# TASK STATEMENT
Print the data that follows exactly.

** start **

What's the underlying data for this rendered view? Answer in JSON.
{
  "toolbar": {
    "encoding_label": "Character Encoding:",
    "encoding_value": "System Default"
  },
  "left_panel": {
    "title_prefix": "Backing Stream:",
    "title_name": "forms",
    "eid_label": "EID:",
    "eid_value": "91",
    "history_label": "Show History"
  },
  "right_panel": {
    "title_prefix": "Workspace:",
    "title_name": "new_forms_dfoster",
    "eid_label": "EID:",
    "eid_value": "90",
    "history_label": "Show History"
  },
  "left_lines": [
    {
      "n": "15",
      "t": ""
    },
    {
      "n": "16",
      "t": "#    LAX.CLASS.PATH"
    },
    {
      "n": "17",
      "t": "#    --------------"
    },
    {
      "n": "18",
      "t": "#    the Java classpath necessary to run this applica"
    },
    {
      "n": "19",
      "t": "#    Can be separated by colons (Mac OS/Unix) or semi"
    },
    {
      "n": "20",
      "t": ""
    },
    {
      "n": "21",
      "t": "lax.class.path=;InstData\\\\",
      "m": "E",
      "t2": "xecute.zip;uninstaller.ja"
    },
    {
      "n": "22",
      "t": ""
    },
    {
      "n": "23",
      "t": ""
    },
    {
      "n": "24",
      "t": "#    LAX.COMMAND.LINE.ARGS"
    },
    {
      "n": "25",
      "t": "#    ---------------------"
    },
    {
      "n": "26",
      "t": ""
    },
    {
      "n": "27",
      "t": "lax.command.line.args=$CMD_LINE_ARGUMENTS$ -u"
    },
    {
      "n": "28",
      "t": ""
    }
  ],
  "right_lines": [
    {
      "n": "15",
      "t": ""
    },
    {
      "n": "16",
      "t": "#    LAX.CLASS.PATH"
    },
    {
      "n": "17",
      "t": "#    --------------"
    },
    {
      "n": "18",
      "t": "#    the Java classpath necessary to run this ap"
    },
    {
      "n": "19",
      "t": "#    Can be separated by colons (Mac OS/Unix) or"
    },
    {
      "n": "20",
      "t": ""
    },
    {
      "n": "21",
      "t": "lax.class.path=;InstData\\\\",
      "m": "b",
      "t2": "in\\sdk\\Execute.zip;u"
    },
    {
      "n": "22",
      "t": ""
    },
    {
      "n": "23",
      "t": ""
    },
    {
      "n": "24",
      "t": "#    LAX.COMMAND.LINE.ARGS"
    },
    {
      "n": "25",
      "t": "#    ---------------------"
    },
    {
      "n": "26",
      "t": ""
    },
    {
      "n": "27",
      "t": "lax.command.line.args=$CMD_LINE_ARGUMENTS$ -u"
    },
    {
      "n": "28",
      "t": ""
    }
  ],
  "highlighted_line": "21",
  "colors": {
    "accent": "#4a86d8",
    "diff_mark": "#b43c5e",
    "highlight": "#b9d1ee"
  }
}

** end **

# EXERCISE ANSWER
What's the underlying data for this rendered view? Answer in JSON.
{
  "toolbar": {
    "encoding_label": "Character Encoding:",
    "encoding_value": "System Default"
  },
  "left_panel": {
    "title_prefix": "Backing Stream:",
    "title_name": "forms",
    "eid_label": "EID:",
    "eid_value": "91",
    "history_label": "Show History"
  },
  "right_panel": {
    "title_prefix": "Workspace:",
    "title_name": "new_forms_dfoster",
    "eid_label": "EID:",
    "eid_value": "90",
    "history_label": "Show History"
  },
  "left_lines": [
    {
      "n": "15",
      "t": ""
    },
    {
      "n": "16",
      "t": "#    LAX.CLASS.PATH"
    },
    {
      "n": "17",
      "t": "#    --------------"
    },
    {
      "n": "18",
      "t": "#    the Java classpath necessary to run this applica"
    },
    {
      "n": "19",
      "t": "#    Can be separated by colons (Mac OS/Unix) or semi"
    },
    {
      "n": "20",
      "t": ""
    },
    {
      "n": "21",
      "t": "lax.class.path=;InstData\\\\",
      "m": "E",
      "t2": "xecute.zip;uninstaller.ja"
    },
    {
      "n": "22",
      "t": ""
    },
    {
      "n": "23",
      "t": ""
    },
    {
      "n": "24",
      "t": "#    LAX.COMMAND.LINE.ARGS"
    },
    {
      "n": "25",
      "t": "#    ---------------------"
    },
    {
      "n": "26",
      "t": ""
    },
    {
      "n": "27",
      "t": "lax.command.line.args=$CMD_LINE_ARGUMENTS$ -u"
    },
    {
      "n": "28",
      "t": ""
    }
  ],
  "right_lines": [
    {
      "n": "15",
      "t": ""
    },
    {
      "n": "16",
      "t": "#    LAX.CLASS.PATH"
    },
    {
      "n": "17",
      "t": "#    --------------"
    },
    {
      "n": "18",
      "t": "#    the Java classpath necessary to run this ap"
    },
    {
      "n": "19",
      "t": "#    Can be separated by colons (Mac OS/Unix) or"
    },
    {
      "n": "20",
      "t": ""
    },
    {
      "n": "21",
      "t": "lax.class.path=;InstData\\\\",
      "m": "b",
      "t2": "in\\sdk\\Execute.zip;u"
    },
    {
      "n": "22",
      "t": ""
    },
    {
      "n": "23",
      "t": ""
    },
    {
      "n": "24",
      "t": "#    LAX.COMMAND.LINE.ARGS"
    },
    {
      "n": "25",
      "t": "#    ---------------------"
    },
    {
      "n": "26",
      "t": ""
    },
    {
      "n": "27",
      "t": "lax.command.line.args=$CMD_LINE_ARGUMENTS$ -u"
    },
    {
      "n": "28",
      "t": ""
    }
  ],
  "highlighted_line": "21",
  "colors": {
    "accent": "#4a86d8",
    "diff_mark": "#b43c5e",
    "highlight": "#b9d1ee"
  }
}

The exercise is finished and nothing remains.